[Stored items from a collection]
▼▼▼

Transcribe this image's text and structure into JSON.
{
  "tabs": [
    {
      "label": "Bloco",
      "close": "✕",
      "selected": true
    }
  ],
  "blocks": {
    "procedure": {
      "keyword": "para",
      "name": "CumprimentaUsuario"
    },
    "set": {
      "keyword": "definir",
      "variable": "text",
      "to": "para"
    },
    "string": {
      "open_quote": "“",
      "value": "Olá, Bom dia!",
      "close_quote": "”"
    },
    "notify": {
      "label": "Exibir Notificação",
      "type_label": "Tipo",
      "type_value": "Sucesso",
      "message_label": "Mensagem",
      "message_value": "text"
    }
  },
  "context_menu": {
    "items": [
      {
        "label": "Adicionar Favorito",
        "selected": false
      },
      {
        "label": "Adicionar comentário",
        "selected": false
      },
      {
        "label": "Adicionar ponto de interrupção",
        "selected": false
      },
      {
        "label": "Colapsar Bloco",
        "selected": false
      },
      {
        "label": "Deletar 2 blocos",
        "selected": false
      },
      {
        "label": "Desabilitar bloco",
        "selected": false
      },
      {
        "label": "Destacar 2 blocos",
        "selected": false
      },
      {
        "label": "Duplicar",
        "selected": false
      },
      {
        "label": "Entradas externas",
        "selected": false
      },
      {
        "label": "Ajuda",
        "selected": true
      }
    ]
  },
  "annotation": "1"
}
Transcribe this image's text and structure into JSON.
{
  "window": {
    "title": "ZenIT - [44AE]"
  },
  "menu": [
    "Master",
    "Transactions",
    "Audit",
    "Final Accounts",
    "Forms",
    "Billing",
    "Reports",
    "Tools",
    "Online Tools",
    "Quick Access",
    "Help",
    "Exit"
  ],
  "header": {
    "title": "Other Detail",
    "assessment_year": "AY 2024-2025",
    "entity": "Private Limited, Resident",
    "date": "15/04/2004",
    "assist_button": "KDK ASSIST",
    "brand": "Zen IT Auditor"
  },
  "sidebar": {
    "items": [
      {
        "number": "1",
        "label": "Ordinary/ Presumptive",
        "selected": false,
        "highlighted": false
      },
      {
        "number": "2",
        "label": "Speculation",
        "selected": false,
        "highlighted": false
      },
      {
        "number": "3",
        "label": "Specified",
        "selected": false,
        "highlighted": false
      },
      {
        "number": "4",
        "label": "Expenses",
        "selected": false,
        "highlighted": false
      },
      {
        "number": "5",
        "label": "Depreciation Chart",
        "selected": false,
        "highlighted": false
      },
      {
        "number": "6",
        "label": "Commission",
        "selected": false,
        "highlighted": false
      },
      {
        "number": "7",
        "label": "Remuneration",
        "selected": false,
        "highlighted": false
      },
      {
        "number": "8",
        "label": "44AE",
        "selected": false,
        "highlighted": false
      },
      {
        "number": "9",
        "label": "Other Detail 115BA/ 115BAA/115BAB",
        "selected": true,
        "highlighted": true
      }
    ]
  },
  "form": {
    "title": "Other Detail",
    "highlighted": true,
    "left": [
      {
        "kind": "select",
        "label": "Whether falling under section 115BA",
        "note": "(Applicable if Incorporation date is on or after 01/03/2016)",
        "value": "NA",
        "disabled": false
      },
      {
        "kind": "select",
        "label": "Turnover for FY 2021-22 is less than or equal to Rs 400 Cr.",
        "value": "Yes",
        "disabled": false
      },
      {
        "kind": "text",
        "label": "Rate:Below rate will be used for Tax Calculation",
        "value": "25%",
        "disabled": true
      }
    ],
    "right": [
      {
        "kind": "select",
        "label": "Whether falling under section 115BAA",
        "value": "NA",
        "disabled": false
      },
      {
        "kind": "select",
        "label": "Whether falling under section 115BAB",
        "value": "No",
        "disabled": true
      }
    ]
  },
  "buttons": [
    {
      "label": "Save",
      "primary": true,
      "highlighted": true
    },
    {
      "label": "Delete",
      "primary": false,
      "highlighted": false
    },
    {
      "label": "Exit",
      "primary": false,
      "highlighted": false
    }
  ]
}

▲▲▲

SET TASK: Write the whole listing out again. Keep every line exactly as it is.

OUTPUT OF THE TASK:
Transcribe this image's text and structure into JSON.
{
  "tabs": [
    {
      "label": "Bloco",
      "close": "✕",
      "selected": true
    }
  ],
  "blocks": {
    "procedure": {
      "keyword": "para",
      "name": "CumprimentaUsuario"
    },
    "set": {
      "keyword": "definir",
      "variable": "text",
      "to": "para"
    },
    "string": {
      "open_quote": "“",
      "value": "Olá, Bom dia!",
      "close_quote": "”"
    },
    "notify": {
      "label": "Exibir Notificação",
      "type_label": "Tipo",
      "type_value": "Sucesso",
      "message_label": "Mensagem",
      "message_value": "text"
    }
  },
  "context_menu": {
    "items": [
      {
        "label": "Adicionar Favorito",
        "selected": false
      },
      {
        "label": "Adicionar comentário",
        "selected": false
      },
      {
        "label": "Adicionar ponto de interrupção",
        "selected": false
      },
      {
        "label": "Colapsar Bloco",
        "selected": false
      },
      {
        "label": "Deletar 2 blocos",
        "selected": false
      },
      {
        "label": "Desabilitar bloco",
        "selected": false
      },
      {
        "label": "Destacar 2 blocos",
        "selected": false
      },
      {
        "label": "Duplicar",
        "selected": false
      },
      {
        "label": "Entradas externas",
        "selected": false
      },
      {
        "label": "Ajuda",
        "selected": true
      }
    ]
  },
  "annotation": "1"
}
Transcribe this image's text and structure into JSON.
{
  "window": {
    "title": "ZenIT - [44AE]"
  },
  "menu": [
    "Master",
    "Transactions",
    "Audit",
    "Final Accounts",
    "Forms",
    "Billing",
    "Reports",
    "Tools",
    "Online Tools",
    "Quick Access",
    "Help",
    "Exit"
  ],
  "header": {
    "title": "Other Detail",
    "assessment_year": "AY 2024-2025",
    "entity": "Private Limited, Resident",
    "date": "15/04/2004",
    "assist_button": "KDK ASSIST",
    "brand": "Zen IT Auditor"
  },
  "sidebar": {
    "items": [
      {
        "number": "1",
        "label": "Ordinary/ Presumptive",
        "selected": false,
        "highlighted": false
      },
      {
        "number": "2",
        "label": "Speculation",
        "selected": false,
        "highlighted": false
      },
      {
        "number": "3",
        "label": "Specified",
        "selected": false,
        "highlighted": false
      },
      {
        "number": "4",
        "label": "Expenses",
        "selected": false,
        "highlighted": false
      },
      {
        "number": "5",
        "label": "Depreciation Chart",
        "selected": false,
        "highlighted": false
      },
      {
        "number": "6",
        "label": "Commission",
        "selected": false,
        "highlighted": false
      },
      {
        "number": "7",
        "label": "Remuneration",
        "selected": false,
        "highlighted": false
      },
      {
        "number": "8",
        "label": "44AE",
        "selected": false,
        "highlighted": false
      },
      {
        "number": "9",
        "label": "Other Detail 115BA/ 115BAA/115BAB",
        "selected": true,
        "highlighted": true
      }
    ]
  },
  "form": {
    "title": "Other Detail",
    "highlighted": true,
    "left": [
      {
        "kind": "select",
        "label": "Whether falling under section 115BA",
        "note": "(Applicable if Incorporation date is on or after 01/03/2016)",
        "value": "NA",
        "disabled": false
      },
      {
        "kind": "select",
        "label": "Turnover for FY 2021-22 is less than or equal to Rs 400 Cr.",
        "value": "Yes",
        "disabled": false
      },
      {
        "kind": "text",
        "label": "Rate:Below rate will be used for Tax Calculation",
        "value": "25%",
        "disabled": true
      }
    ],
    "right": [
      {
        "kind": "select",
        "label": "Whether falling under section 115BAA",
        "value": "NA",
        "disabled": false
      },
      {
        "kind": "select",
        "label": "Whether falling under section 115BAB",
        "value": "No",
        "disabled": true
      }
    ]
  },
  "buttons": [
    {
      "label": "Save",
      "primary": true,
      "highlighted": true
    },
    {
      "label": "Delete",
      "primary": false,
      "highlighted": false
    },
    {
      "label": "Exit",
      "primary": false,
      "highlighted": false
    }
  ]
}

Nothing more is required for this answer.